• [Data extract]

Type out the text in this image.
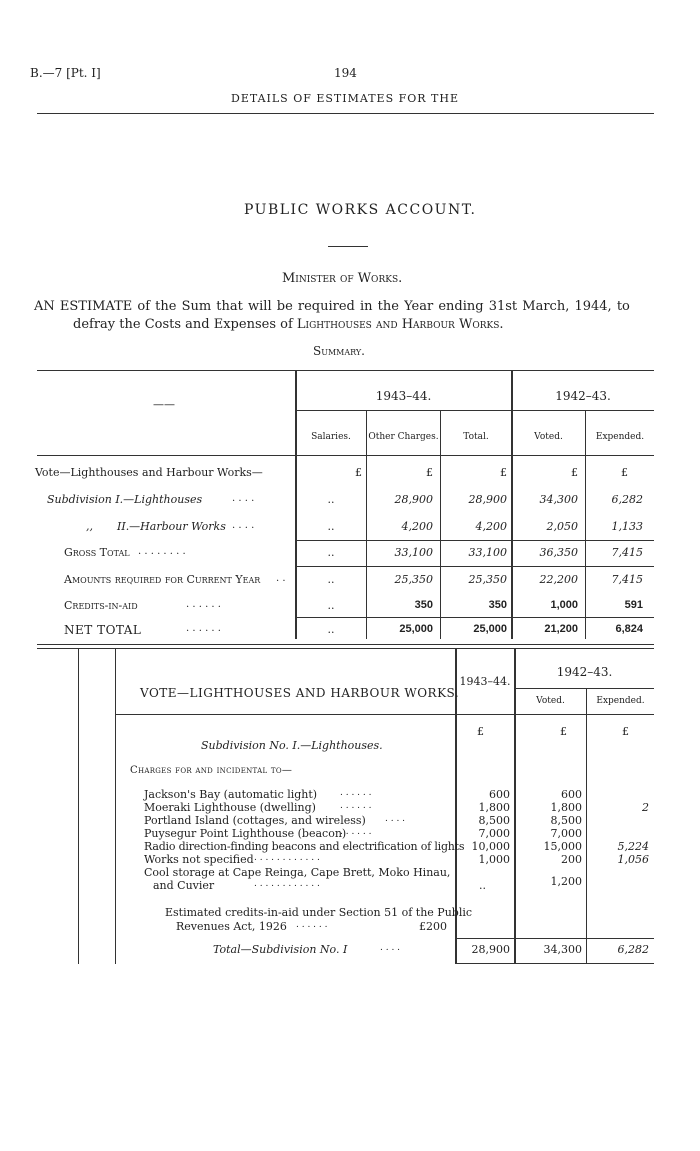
B.—7 [Pt. I]	194
DETAILS OF ESTIMATES FOR THE
PUBLIC WORKS ACCOUNT.
Minister of Works.
AN ESTIMATE of the Sum that will be required in the Year ending 31st March, 1944, to
defray the Costs and Expenses of Lighthouses and Harbour Works.
Summary.
——
1943–44.	1942–43.
Salaries.	Other Charges.	Total.	Voted.	Expended.
Vote—Lighthouses and Harbour Works—	£	£	£	£	£
Subdivision I.—Lighthouses	. . . .	..	28,900	28,900	34,300	6,282
,, II.—Harbour Works . . . .	..	4,200	4,200	2,050	1,133
Gross Total . . . . . . . .	..	33,100	33,100	36,350	7,415
Amounts required for Current Year . .	..	25,350	25,350	22,200	7,415
Credits-in-aid	. . . . . .	..	350	350	1,000	591
NET TOTAL	. . . . . .	..	25,000	25,000	21,200	6,824
VOTE—LIGHTHOUSES AND HARBOUR WORKS.
1943–44.
1942–43.
Voted.	Expended.
£	£	£
Subdivision No. I.—Lighthouses.
Charges for and incidental to—
Jackson's Bay (automatic light)	. . . . . .	600	600
Moeraki Lighthouse (dwelling)	. . . . . .	1,800	1,800	2
Portland Island (cottages, and wireless) . . . .	8,500	8,500
Puysegur Point Lighthouse (beacon)
. . . . . .	7,000	7,000
Radio direction-finding beacons and electrification of lights 10,000	15,000	5,224
Works not specified . . . . . . . . . . . .	1,000	200	1,056
Cool storage at Cape Reinga, Cape Brett, Moko Hinau,
and Cuvier	. . . . . . . . . . . .	..	1,200
Estimated credits-in-aid under Section 51 of the Public
Revenues Act, 1926 . . . . . .	£200
Total—Subdivision No. I	. . . .	28,900	34,300	6,282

• [Exercise details] Pictures don't belong in the copy. Restate all the entries exactly.

• [Completed task]
Type out the text in this image.
B.—7 [Pt. I]	194
DETAILS OF ESTIMATES FOR THE
PUBLIC WORKS ACCOUNT.
Minister of Works.
AN ESTIMATE of the Sum that will be required in the Year ending 31st March, 1944, to
defray the Costs and Expenses of Lighthouses and Harbour Works.
Summary.
——
1943–44.	1942–43.
Salaries.	Other Charges.	Total.	Voted.	Expended.
Vote—Lighthouses and Harbour Works—	£	£	£	£	£
Subdivision I.—Lighthouses	. . . .	..	28,900	28,900	34,300	6,282
,, II.—Harbour Works . . . .	..	4,200	4,200	2,050	1,133
Gross Total . . . . . . . .	..	33,100	33,100	36,350	7,415
Amounts required for Current Year . .	..	25,350	25,350	22,200	7,415
Credits-in-aid	. . . . . .	..	350	350	1,000	591
NET TOTAL	. . . . . .	..	25,000	25,000	21,200	6,824
VOTE—LIGHTHOUSES AND HARBOUR WORKS.
1943–44.
1942–43.
Voted.	Expended.
£	£	£
Subdivision No. I.—Lighthouses.
Charges for and incidental to—
Jackson's Bay (automatic light)	. . . . . .	600	600
Moeraki Lighthouse (dwelling)	. . . . . .	1,800	1,800	2
Portland Island (cottages, and wireless) . . . .	8,500	8,500
Puysegur Point Lighthouse (beacon)
. . . . . .	7,000	7,000
Radio direction-finding beacons and electrification of lights 10,000	15,000	5,224
Works not specified . . . . . . . . . . . .	1,000	200	1,056
Cool storage at Cape Reinga, Cape Brett, Moko Hinau,
and Cuvier	. . . . . . . . . . . .	..	1,200
Estimated credits-in-aid under Section 51 of the Public
Revenues Act, 1926 . . . . . .	£200
Total—Subdivision No. I	. . . .	28,900	34,300	6,282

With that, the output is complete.